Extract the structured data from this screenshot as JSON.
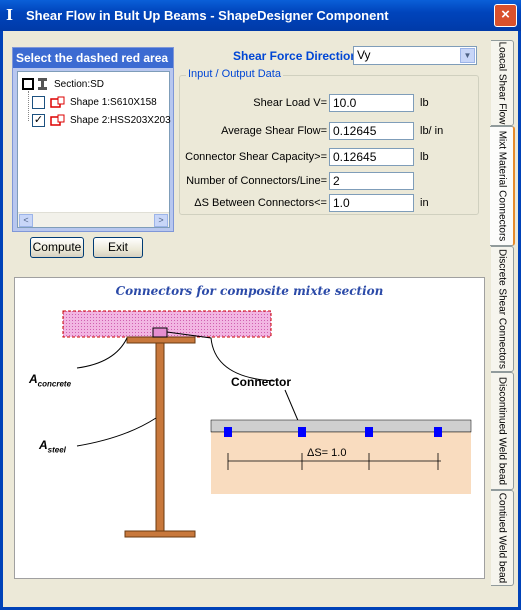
{
  "window": {
    "title": "Shear Flow in Bult Up Beams - ShapeDesigner Component",
    "close": "×",
    "icon": "I"
  },
  "panel": {
    "header": "Select the dashed red area",
    "tree": [
      {
        "label": "Section:SD",
        "checked": false
      },
      {
        "label": "Shape 1:S610X158",
        "checked": false
      },
      {
        "label": "Shape 2:HSS203X203",
        "checked": true
      }
    ],
    "check_mark": "✓",
    "scroll_left": "<",
    "scroll_right": ">"
  },
  "buttons": {
    "compute": "Compute",
    "exit": "Exit"
  },
  "direction": {
    "label": "Shear Force Direction:",
    "value": "Vy",
    "arrow": "▼"
  },
  "io": {
    "group_title": "Input / Output Data",
    "rows": [
      {
        "label": "Shear Load V=",
        "value": "10.0",
        "unit": "lb"
      },
      {
        "label": "Average Shear Flow=",
        "value": "0.12645",
        "unit": "lb/ in"
      },
      {
        "label": "Connector Shear Capacity>=",
        "value": "0.12645",
        "unit": "lb"
      },
      {
        "label": "Number of Connectors/Line=",
        "value": "2",
        "unit": ""
      },
      {
        "label": "ΔS  Between Connectors<=",
        "value": "1.0",
        "unit": "in"
      }
    ]
  },
  "tabs": [
    {
      "label": "Loacal Shear Flow",
      "active": false
    },
    {
      "label": "Mixt Material Connectors",
      "active": true
    },
    {
      "label": "Discrete Shear Connectors",
      "active": false
    },
    {
      "label": "Discontinued Weld bead",
      "active": false
    },
    {
      "label": "Contiued Weld bead",
      "active": false
    }
  ],
  "diagram": {
    "title": "Connectors for composite mixte section",
    "a_concrete": {
      "main": "A",
      "sub": "concrete"
    },
    "a_steel": {
      "main": "A",
      "sub": "steel"
    },
    "connector_label": "Connector",
    "spacing_label": "ΔS= 1.0",
    "colors": {
      "concrete": "#e9a8d8",
      "steel": "#c8783c",
      "slab": "#f9dcbf",
      "connector": "#0000ff"
    }
  }
}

◆ ◆ ◆ ◆ ◆

Written exercise: Without the pictures, restate all the entries above exactly.

Correct response:
Extract the structured data from this screenshot as JSON.
{
  "window": {
    "title": "Shear Flow in Bult Up Beams - ShapeDesigner Component",
    "close": "×",
    "icon": "I"
  },
  "panel": {
    "header": "Select the dashed red area",
    "tree": [
      {
        "label": "Section:SD",
        "checked": false
      },
      {
        "label": "Shape 1:S610X158",
        "checked": false
      },
      {
        "label": "Shape 2:HSS203X203",
        "checked": true
      }
    ],
    "check_mark": "✓",
    "scroll_left": "<",
    "scroll_right": ">"
  },
  "buttons": {
    "compute": "Compute",
    "exit": "Exit"
  },
  "direction": {
    "label": "Shear Force Direction:",
    "value": "Vy",
    "arrow": "▼"
  },
  "io": {
    "group_title": "Input / Output Data",
    "rows": [
      {
        "label": "Shear Load V=",
        "value": "10.0",
        "unit": "lb"
      },
      {
        "label": "Average Shear Flow=",
        "value": "0.12645",
        "unit": "lb/ in"
      },
      {
        "label": "Connector Shear Capacity>=",
        "value": "0.12645",
        "unit": "lb"
      },
      {
        "label": "Number of Connectors/Line=",
        "value": "2",
        "unit": ""
      },
      {
        "label": "ΔS  Between Connectors<=",
        "value": "1.0",
        "unit": "in"
      }
    ]
  },
  "tabs": [
    {
      "label": "Loacal Shear Flow",
      "active": false
    },
    {
      "label": "Mixt Material Connectors",
      "active": true
    },
    {
      "label": "Discrete Shear Connectors",
      "active": false
    },
    {
      "label": "Discontinued Weld bead",
      "active": false
    },
    {
      "label": "Contiued Weld bead",
      "active": false
    }
  ],
  "diagram": {
    "title": "Connectors for composite mixte section",
    "a_concrete": {
      "main": "A",
      "sub": "concrete"
    },
    "a_steel": {
      "main": "A",
      "sub": "steel"
    },
    "connector_label": "Connector",
    "spacing_label": "ΔS= 1.0",
    "colors": {
      "concrete": "#e9a8d8",
      "steel": "#c8783c",
      "slab": "#f9dcbf",
      "connector": "#0000ff"
    }
  }
}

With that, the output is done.